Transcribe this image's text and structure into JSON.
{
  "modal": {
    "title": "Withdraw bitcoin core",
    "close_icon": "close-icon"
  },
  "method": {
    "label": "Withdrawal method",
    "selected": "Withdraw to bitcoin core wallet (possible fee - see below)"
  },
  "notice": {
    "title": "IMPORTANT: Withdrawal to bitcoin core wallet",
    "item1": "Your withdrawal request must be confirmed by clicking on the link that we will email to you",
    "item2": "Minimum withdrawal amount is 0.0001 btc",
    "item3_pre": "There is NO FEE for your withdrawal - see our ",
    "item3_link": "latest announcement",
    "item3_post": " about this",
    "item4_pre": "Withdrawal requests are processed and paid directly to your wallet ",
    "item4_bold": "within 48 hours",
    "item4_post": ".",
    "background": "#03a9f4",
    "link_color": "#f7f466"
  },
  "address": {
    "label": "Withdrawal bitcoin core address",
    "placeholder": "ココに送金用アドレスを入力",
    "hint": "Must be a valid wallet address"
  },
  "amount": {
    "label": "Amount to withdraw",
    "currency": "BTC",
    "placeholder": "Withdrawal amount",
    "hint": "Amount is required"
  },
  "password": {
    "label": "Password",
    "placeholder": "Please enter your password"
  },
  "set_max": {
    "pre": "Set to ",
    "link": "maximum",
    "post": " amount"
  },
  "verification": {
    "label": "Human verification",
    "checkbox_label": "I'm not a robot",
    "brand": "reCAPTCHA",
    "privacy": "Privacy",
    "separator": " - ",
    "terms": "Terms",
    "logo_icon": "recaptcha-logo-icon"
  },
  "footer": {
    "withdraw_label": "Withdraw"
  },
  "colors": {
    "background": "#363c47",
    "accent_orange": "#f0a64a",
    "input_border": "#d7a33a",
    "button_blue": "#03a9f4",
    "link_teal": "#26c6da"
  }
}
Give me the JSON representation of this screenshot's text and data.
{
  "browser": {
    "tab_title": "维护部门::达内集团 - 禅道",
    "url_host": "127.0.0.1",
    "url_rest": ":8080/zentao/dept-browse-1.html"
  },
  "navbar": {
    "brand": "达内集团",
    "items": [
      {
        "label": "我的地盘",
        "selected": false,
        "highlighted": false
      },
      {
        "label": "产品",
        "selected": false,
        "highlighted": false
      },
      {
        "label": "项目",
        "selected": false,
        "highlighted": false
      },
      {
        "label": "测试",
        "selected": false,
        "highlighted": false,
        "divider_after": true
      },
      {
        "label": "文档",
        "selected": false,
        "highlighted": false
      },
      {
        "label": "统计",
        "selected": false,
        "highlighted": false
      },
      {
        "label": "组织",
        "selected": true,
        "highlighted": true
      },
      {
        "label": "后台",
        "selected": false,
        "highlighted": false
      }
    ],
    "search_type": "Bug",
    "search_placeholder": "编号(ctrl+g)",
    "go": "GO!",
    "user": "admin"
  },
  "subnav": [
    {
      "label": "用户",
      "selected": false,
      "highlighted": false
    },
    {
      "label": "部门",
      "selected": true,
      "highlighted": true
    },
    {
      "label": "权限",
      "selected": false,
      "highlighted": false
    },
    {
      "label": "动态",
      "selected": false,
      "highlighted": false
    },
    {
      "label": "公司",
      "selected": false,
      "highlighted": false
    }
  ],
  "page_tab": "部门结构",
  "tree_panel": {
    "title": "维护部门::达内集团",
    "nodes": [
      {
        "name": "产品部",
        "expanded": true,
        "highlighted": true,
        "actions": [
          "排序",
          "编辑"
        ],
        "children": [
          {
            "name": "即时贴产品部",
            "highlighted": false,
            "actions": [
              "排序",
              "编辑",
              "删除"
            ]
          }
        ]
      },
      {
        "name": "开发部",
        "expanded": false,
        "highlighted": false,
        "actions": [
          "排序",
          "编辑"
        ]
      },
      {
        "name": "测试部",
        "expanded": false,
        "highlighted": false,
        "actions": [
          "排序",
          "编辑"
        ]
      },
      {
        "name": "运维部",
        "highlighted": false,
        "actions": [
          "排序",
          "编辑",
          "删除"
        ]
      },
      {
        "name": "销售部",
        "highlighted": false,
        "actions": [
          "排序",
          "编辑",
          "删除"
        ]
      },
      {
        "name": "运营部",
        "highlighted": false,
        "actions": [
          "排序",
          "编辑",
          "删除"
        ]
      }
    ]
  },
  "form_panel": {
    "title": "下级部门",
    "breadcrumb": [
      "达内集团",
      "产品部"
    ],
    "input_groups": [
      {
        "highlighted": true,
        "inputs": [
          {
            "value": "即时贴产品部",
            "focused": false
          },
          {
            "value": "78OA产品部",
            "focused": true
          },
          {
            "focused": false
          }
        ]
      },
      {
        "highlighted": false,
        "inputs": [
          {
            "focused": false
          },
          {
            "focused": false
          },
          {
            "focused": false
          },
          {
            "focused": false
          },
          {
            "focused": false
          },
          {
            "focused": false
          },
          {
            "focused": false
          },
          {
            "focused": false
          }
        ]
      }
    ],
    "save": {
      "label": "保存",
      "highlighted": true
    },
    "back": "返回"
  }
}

### Directive:
Each record must be repeated exactly as it is.

### The reply:
Transcribe this image's text and structure into JSON.
{
  "modal": {
    "title": "Withdraw bitcoin core",
    "close_icon": "close-icon"
  },
  "method": {
    "label": "Withdrawal method",
    "selected": "Withdraw to bitcoin core wallet (possible fee - see below)"
  },
  "notice": {
    "title": "IMPORTANT: Withdrawal to bitcoin core wallet",
    "item1": "Your withdrawal request must be confirmed by clicking on the link that we will email to you",
    "item2": "Minimum withdrawal amount is 0.0001 btc",
    "item3_pre": "There is NO FEE for your withdrawal - see our ",
    "item3_link": "latest announcement",
    "item3_post": " about this",
    "item4_pre": "Withdrawal requests are processed and paid directly to your wallet ",
    "item4_bold": "within 48 hours",
    "item4_post": ".",
    "background": "#03a9f4",
    "link_color": "#f7f466"
  },
  "address": {
    "label": "Withdrawal bitcoin core address",
    "placeholder": "ココに送金用アドレスを入力",
    "hint": "Must be a valid wallet address"
  },
  "amount": {
    "label": "Amount to withdraw",
    "currency": "BTC",
    "placeholder": "Withdrawal amount",
    "hint": "Amount is required"
  },
  "password": {
    "label": "Password",
    "placeholder": "Please enter your password"
  },
  "set_max": {
    "pre": "Set to ",
    "link": "maximum",
    "post": " amount"
  },
  "verification": {
    "label": "Human verification",
    "checkbox_label": "I'm not a robot",
    "brand": "reCAPTCHA",
    "privacy": "Privacy",
    "separator": " - ",
    "terms": "Terms",
    "logo_icon": "recaptcha-logo-icon"
  },
  "footer": {
    "withdraw_label": "Withdraw"
  },
  "colors": {
    "background": "#363c47",
    "accent_orange": "#f0a64a",
    "input_border": "#d7a33a",
    "button_blue": "#03a9f4",
    "link_teal": "#26c6da"
  }
}
Give me the JSON representation of this screenshot's text and data.
{
  "browser": {
    "tab_title": "维护部门::达内集团 - 禅道",
    "url_host": "127.0.0.1",
    "url_rest": ":8080/zentao/dept-browse-1.html"
  },
  "navbar": {
    "brand": "达内集团",
    "items": [
      {
        "label": "我的地盘",
        "selected": false,
        "highlighted": false
      },
      {
        "label": "产品",
        "selected": false,
        "highlighted": false
      },
      {
        "label": "项目",
        "selected": false,
        "highlighted": false
      },
      {
        "label": "测试",
        "selected": false,
        "highlighted": false,
        "divider_after": true
      },
      {
        "label": "文档",
        "selected": false,
        "highlighted": false
      },
      {
        "label": "统计",
        "selected": false,
        "highlighted": false
      },
      {
        "label": "组织",
        "selected": true,
        "highlighted": true
      },
      {
        "label": "后台",
        "selected": false,
        "highlighted": false
      }
    ],
    "search_type": "Bug",
    "search_placeholder": "编号(ctrl+g)",
    "go": "GO!",
    "user": "admin"
  },
  "subnav": [
    {
      "label": "用户",
      "selected": false,
      "highlighted": false
    },
    {
      "label": "部门",
      "selected": true,
      "highlighted": true
    },
    {
      "label": "权限",
      "selected": false,
      "highlighted": false
    },
    {
      "label": "动态",
      "selected": false,
      "highlighted": false
    },
    {
      "label": "公司",
      "selected": false,
      "highlighted": false
    }
  ],
  "page_tab": "部门结构",
  "tree_panel": {
    "title": "维护部门::达内集团",
    "nodes": [
      {
        "name": "产品部",
        "expanded": true,
        "highlighted": true,
        "actions": [
          "排序",
          "编辑"
        ],
        "children": [
          {
            "name": "即时贴产品部",
            "highlighted": false,
            "actions": [
              "排序",
              "编辑",
              "删除"
            ]
          }
        ]
      },
      {
        "name": "开发部",
        "expanded": false,
        "highlighted": false,
        "actions": [
          "排序",
          "编辑"
        ]
      },
      {
        "name": "测试部",
        "expanded": false,
        "highlighted": false,
        "actions": [
          "排序",
          "编辑"
        ]
      },
      {
        "name": "运维部",
        "highlighted": false,
        "actions": [
          "排序",
          "编辑",
          "删除"
        ]
      },
      {
        "name": "销售部",
        "highlighted": false,
        "actions": [
          "排序",
          "编辑",
          "删除"
        ]
      },
      {
        "name": "运营部",
        "highlighted": false,
        "actions": [
          "排序",
          "编辑",
          "删除"
        ]
      }
    ]
  },
  "form_panel": {
    "title": "下级部门",
    "breadcrumb": [
      "达内集团",
      "产品部"
    ],
    "input_groups": [
      {
        "highlighted": true,
        "inputs": [
          {
            "value": "即时贴产品部",
            "focused": false
          },
          {
            "value": "78OA产品部",
            "focused": true
          },
          {
            "focused": false
          }
        ]
      },
      {
        "highlighted": false,
        "inputs": [
          {
            "focused": false
          },
          {
            "focused": false
          },
          {
            "focused": false
          },
          {
            "focused": false
          },
          {
            "focused": false
          },
          {
            "focused": false
          },
          {
            "focused": false
          },
          {
            "focused": false
          }
        ]
      }
    ],
    "save": {
      "label": "保存",
      "highlighted": true
    },
    "back": "返回"
  }
}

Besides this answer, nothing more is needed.